_GOAL_
Locate each line with the string "name" in the listing below and copy it.

_SUPPLIED RECORDS_
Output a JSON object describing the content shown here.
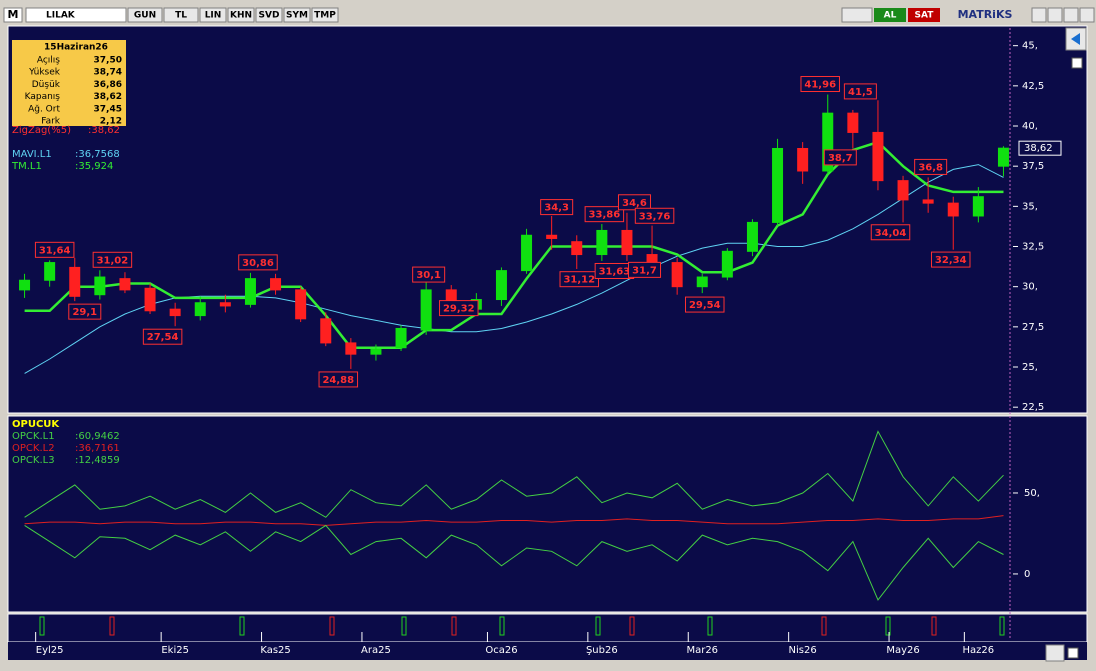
{
  "toolbar": {
    "logo": "M",
    "symbol": "LILAK",
    "buttons": [
      "GUN",
      "TL",
      "LIN",
      "KHN",
      "SVD",
      "SYM",
      "TMP"
    ],
    "buy": "AL",
    "sell": "SAT",
    "brand": "MATRiKS"
  },
  "info_box": {
    "date": "15Haziran26",
    "rows": [
      [
        "Açılış",
        "37,50"
      ],
      [
        "Yüksek",
        "38,74"
      ],
      [
        "Düşük",
        "36,86"
      ],
      [
        "Kapanış",
        "38,62"
      ],
      [
        "Ağ. Ort",
        "37,45"
      ],
      [
        "Fark",
        "2,12"
      ]
    ]
  },
  "chart_data": [
    {
      "type": "candlestick",
      "categories": [
        null,
        "Eyl25",
        null,
        null,
        null,
        null,
        "Eki25",
        null,
        null,
        null,
        "Kas25",
        null,
        null,
        null,
        "Ara25",
        null,
        null,
        null,
        null,
        "Oca26",
        null,
        null,
        null,
        "Şub26",
        null,
        null,
        null,
        "Mar26",
        null,
        null,
        null,
        "Nis26",
        null,
        null,
        null,
        "May26",
        null,
        null,
        "Haz26",
        null
      ],
      "open": [
        29.8,
        30.4,
        31.2,
        29.5,
        30.5,
        29.9,
        28.6,
        28.2,
        29.0,
        28.9,
        30.5,
        29.8,
        28.0,
        26.5,
        25.8,
        26.2,
        27.3,
        29.8,
        28.6,
        29.2,
        31.0,
        33.2,
        32.8,
        32.0,
        33.5,
        32.0,
        31.5,
        30.0,
        30.6,
        32.2,
        34.0,
        38.6,
        37.2,
        40.8,
        39.6,
        36.6,
        35.4,
        35.2,
        34.4,
        37.5
      ],
      "high": [
        30.8,
        31.64,
        31.8,
        31.02,
        30.9,
        30.2,
        29.0,
        29.4,
        29.5,
        30.86,
        30.8,
        30.0,
        28.4,
        26.8,
        26.4,
        27.6,
        30.6,
        30.1,
        29.6,
        31.2,
        33.6,
        34.4,
        33.2,
        33.9,
        34.6,
        33.8,
        31.8,
        30.8,
        32.4,
        34.2,
        39.2,
        39.0,
        41.96,
        41.0,
        41.6,
        36.9,
        36.8,
        35.6,
        36.2,
        38.74
      ],
      "low": [
        29.3,
        30.0,
        29.1,
        29.2,
        29.6,
        28.3,
        27.54,
        27.9,
        28.4,
        28.7,
        29.5,
        27.8,
        26.3,
        24.88,
        25.4,
        26.0,
        27.0,
        28.2,
        28.3,
        28.8,
        30.8,
        32.3,
        31.1,
        31.6,
        31.6,
        31.3,
        29.5,
        29.6,
        30.4,
        31.9,
        33.8,
        36.4,
        37.0,
        38.6,
        36.0,
        34.0,
        34.6,
        32.3,
        34.0,
        36.86
      ],
      "close": [
        30.4,
        31.5,
        29.4,
        30.6,
        29.8,
        28.5,
        28.2,
        29.0,
        28.8,
        30.5,
        29.8,
        28.0,
        26.5,
        25.8,
        26.1,
        27.4,
        29.8,
        28.6,
        29.2,
        31.0,
        33.2,
        33.0,
        32.0,
        33.5,
        32.0,
        31.5,
        30.0,
        30.6,
        32.2,
        34.0,
        38.6,
        37.2,
        40.8,
        39.6,
        36.6,
        35.4,
        35.2,
        34.4,
        35.6,
        38.62
      ],
      "up_color": "#10e010",
      "down_color": "#ff2020",
      "ylim": [
        22.2,
        46.1
      ],
      "yticks": [
        {
          "value": 22.5,
          "label": "22,5"
        },
        {
          "value": 25,
          "label": "25,"
        },
        {
          "value": 27.5,
          "label": "27,5"
        },
        {
          "value": 30,
          "label": "30,"
        },
        {
          "value": 32.5,
          "label": "32,5"
        },
        {
          "value": 35,
          "label": "35,"
        },
        {
          "value": 37.5,
          "label": "37,5"
        },
        {
          "value": 40,
          "label": "40,"
        },
        {
          "value": 42.5,
          "label": "42,5"
        },
        {
          "value": 45,
          "label": "45,"
        }
      ],
      "last_label": "38,62",
      "zigzag": {
        "name": "ZigZag(%5)",
        "label": ":38,62",
        "color": "#ff3030",
        "points": [
          {
            "x": 1.2,
            "value": 31.64,
            "label": "31,64"
          },
          {
            "x": 2.4,
            "value": 29.1,
            "label": "29,1"
          },
          {
            "x": 3.5,
            "value": 31.02,
            "label": "31,02"
          },
          {
            "x": 5.5,
            "value": 27.54,
            "label": "27,54"
          },
          {
            "x": 9.3,
            "value": 30.86,
            "label": "30,86"
          },
          {
            "x": 12.5,
            "value": 24.88,
            "label": "24,88"
          },
          {
            "x": 16.1,
            "value": 30.1,
            "label": "30,1"
          },
          {
            "x": 17.3,
            "value": 29.32,
            "label": "29,32"
          },
          {
            "x": 21.2,
            "value": 34.3,
            "label": "34,3"
          },
          {
            "x": 22.1,
            "value": 31.12,
            "label": "31,12"
          },
          {
            "x": 23.1,
            "value": 33.86,
            "label": "33,86"
          },
          {
            "x": 23.5,
            "value": 31.63,
            "label": "31,63"
          },
          {
            "x": 24.3,
            "value": 34.6,
            "label": "34,6"
          },
          {
            "x": 24.7,
            "value": 31.7,
            "label": "31,7"
          },
          {
            "x": 25.1,
            "value": 33.76,
            "label": "33,76"
          },
          {
            "x": 27.1,
            "value": 29.54,
            "label": "29,54"
          },
          {
            "x": 31.7,
            "value": 41.96,
            "label": "41,96"
          },
          {
            "x": 32.5,
            "value": 38.7,
            "label": "38,7"
          },
          {
            "x": 33.3,
            "value": 41.5,
            "label": "41,5"
          },
          {
            "x": 34.5,
            "value": 34.04,
            "label": "34,04"
          },
          {
            "x": 36.1,
            "value": 36.8,
            "label": "36,8"
          },
          {
            "x": 36.9,
            "value": 32.34,
            "label": "32,34"
          }
        ]
      },
      "series": [
        {
          "name": "MAVI.L1",
          "label": ":36,7568",
          "color": "#5fd3f3",
          "values": [
            24.6,
            25.5,
            26.5,
            27.5,
            28.3,
            28.9,
            29.3,
            29.4,
            29.4,
            29.4,
            29.3,
            29.0,
            28.6,
            28.2,
            27.9,
            27.6,
            27.4,
            27.2,
            27.2,
            27.4,
            27.8,
            28.3,
            28.9,
            29.6,
            30.4,
            31.2,
            31.9,
            32.4,
            32.7,
            32.7,
            32.5,
            32.5,
            32.9,
            33.6,
            34.5,
            35.5,
            36.5,
            37.3,
            37.6,
            36.8
          ]
        },
        {
          "name": "TM.L1",
          "label": ":35,924",
          "color": "#33ee33",
          "values": [
            28.5,
            28.5,
            30,
            30,
            30.2,
            30.2,
            29.3,
            29.3,
            29.3,
            29.3,
            30,
            30,
            28.2,
            26.2,
            26.2,
            26.2,
            27.3,
            27.3,
            28.3,
            28.3,
            30.5,
            32.5,
            32.5,
            32.5,
            32.5,
            32.5,
            32,
            30.9,
            30.9,
            31.5,
            33.8,
            34.5,
            37,
            38.5,
            39,
            37.5,
            36.3,
            35.9,
            35.9,
            35.9
          ]
        }
      ]
    },
    {
      "type": "line",
      "title": "OPUCUK",
      "ylim": [
        -23.5,
        96.3
      ],
      "yticks": [
        {
          "value": 50,
          "label": "50,"
        },
        0
      ],
      "series": [
        {
          "name": "OPCK.L1",
          "label": ":60,9462",
          "color": "#44d044",
          "values": [
            35,
            45,
            55,
            40,
            42,
            48,
            40,
            46,
            38,
            50,
            38,
            44,
            35,
            52,
            44,
            42,
            55,
            40,
            46,
            58,
            48,
            50,
            60,
            44,
            50,
            47,
            56,
            40,
            46,
            42,
            44,
            50,
            62,
            45,
            88,
            60,
            42,
            60,
            45,
            61
          ]
        },
        {
          "name": "OPCK.L2",
          "label": ":36,7161",
          "color": "#e02020",
          "values": [
            31,
            32,
            32,
            31,
            32,
            32,
            31,
            31,
            32,
            32,
            31,
            31,
            30,
            31,
            32,
            32,
            33,
            32,
            32,
            33,
            33,
            32,
            33,
            33,
            34,
            33,
            33,
            32,
            31,
            31,
            31,
            32,
            33,
            33,
            34,
            33,
            33,
            34,
            34,
            36
          ]
        },
        {
          "name": "OPCK.L3",
          "label": ":12,4859",
          "color": "#44d044",
          "values": [
            30,
            20,
            10,
            23,
            22,
            15,
            24,
            18,
            26,
            14,
            26,
            20,
            30,
            12,
            20,
            22,
            10,
            24,
            18,
            5,
            16,
            14,
            5,
            20,
            14,
            18,
            8,
            24,
            18,
            22,
            20,
            14,
            2,
            20,
            -16,
            4,
            22,
            4,
            20,
            12
          ]
        }
      ]
    }
  ]
}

_FULL OUTPUT_
        "name": "ZigZag(%5)",
          "name": "MAVI.L1",
          "name": "TM.L1",
          "name": "OPCK.L1",
          "name": "OPCK.L2",
          "name": "OPCK.L3",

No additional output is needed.